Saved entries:
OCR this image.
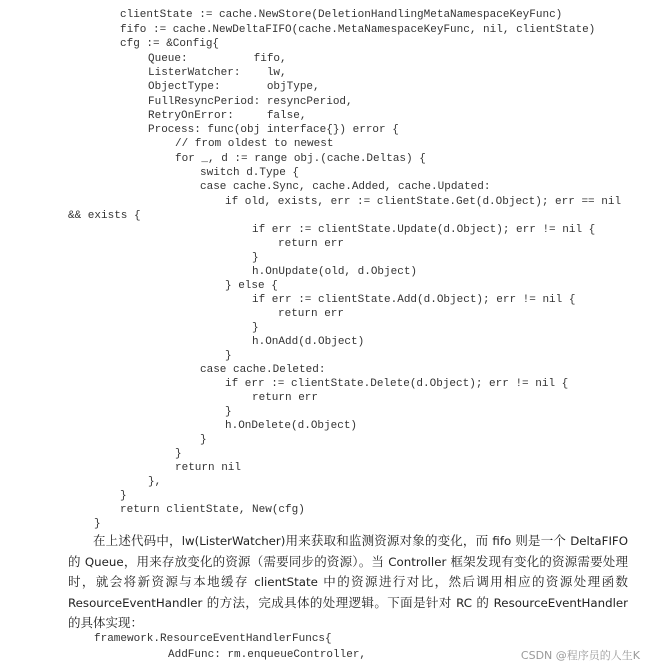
clientState := cache.NewStore(DeletionHandlingMetaNamespaceKeyFunc)
fifo := cache.NewDeltaFIFO(cache.MetaNamespaceKeyFunc, nil, clientState)
cfg := &Config{
Queue:          fifo,
ListerWatcher:    lw,
ObjectType:       objType,
FullResyncPeriod: resyncPeriod,
RetryOnError:     false,
Process: func(obj interface{}) error {
// from oldest to newest
for _, d := range obj.(cache.Deltas) {
switch d.Type {
case cache.Sync, cache.Added, cache.Updated:
if old, exists, err := clientState.Get(d.Object); err == nil
&& exists {
if err := clientState.Update(d.Object); err != nil {
return err
}
h.OnUpdate(old, d.Object)
} else {
if err := clientState.Add(d.Object); err != nil {
return err
}
h.OnAdd(d.Object)
}
case cache.Deleted:
if err := clientState.Delete(d.Object); err != nil {
return err
}
h.OnDelete(d.Object)
}
}
return nil
},
}
return clientState, New(cfg)
}

在上述代码中，lw(ListerWatcher)用来获取和监测资源对象的变化，而 fifo 则是一个 DeltaFIFO 的 Queue，用来存放变化的资源（需要同步的资源）。当 Controller 框架发现有变化的资源需要处理时，就会将新资源与本地缓存 clientState 中的资源进行对比，然后调用相应的资源处理函数 ResourceEventHandler 的方法，完成具体的处理逻辑。下面是针对 RC 的 ResourceEventHandler 的具体实现：

framework.ResourceEventHandlerFuncs{
AddFunc: rm.enqueueController,	CSDN @程序员的人生K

Exercise goal: Return the full material word for word. Do not include the pictures.

Exercise solution:
OCR this image.
clientState := cache.NewStore(DeletionHandlingMetaNamespaceKeyFunc)
fifo := cache.NewDeltaFIFO(cache.MetaNamespaceKeyFunc, nil, clientState)
cfg := &Config{
Queue:          fifo,
ListerWatcher:    lw,
ObjectType:       objType,
FullResyncPeriod: resyncPeriod,
RetryOnError:     false,
Process: func(obj interface{}) error {
// from oldest to newest
for _, d := range obj.(cache.Deltas) {
switch d.Type {
case cache.Sync, cache.Added, cache.Updated:
if old, exists, err := clientState.Get(d.Object); err == nil
&& exists {
if err := clientState.Update(d.Object); err != nil {
return err
}
h.OnUpdate(old, d.Object)
} else {
if err := clientState.Add(d.Object); err != nil {
return err
}
h.OnAdd(d.Object)
}
case cache.Deleted:
if err := clientState.Delete(d.Object); err != nil {
return err
}
h.OnDelete(d.Object)
}
}
return nil
},
}
return clientState, New(cfg)
}

在上述代码中，lw(ListerWatcher)用来获取和监测资源对象的变化，而 fifo 则是一个 DeltaFIFO 的 Queue，用来存放变化的资源（需要同步的资源）。当 Controller 框架发现有变化的资源需要处理时，就会将新资源与本地缓存 clientState 中的资源进行对比，然后调用相应的资源处理函数 ResourceEventHandler 的方法，完成具体的处理逻辑。下面是针对 RC 的 ResourceEventHandler 的具体实现：

framework.ResourceEventHandlerFuncs{
AddFunc: rm.enqueueController,	CSDN @程序员的人生K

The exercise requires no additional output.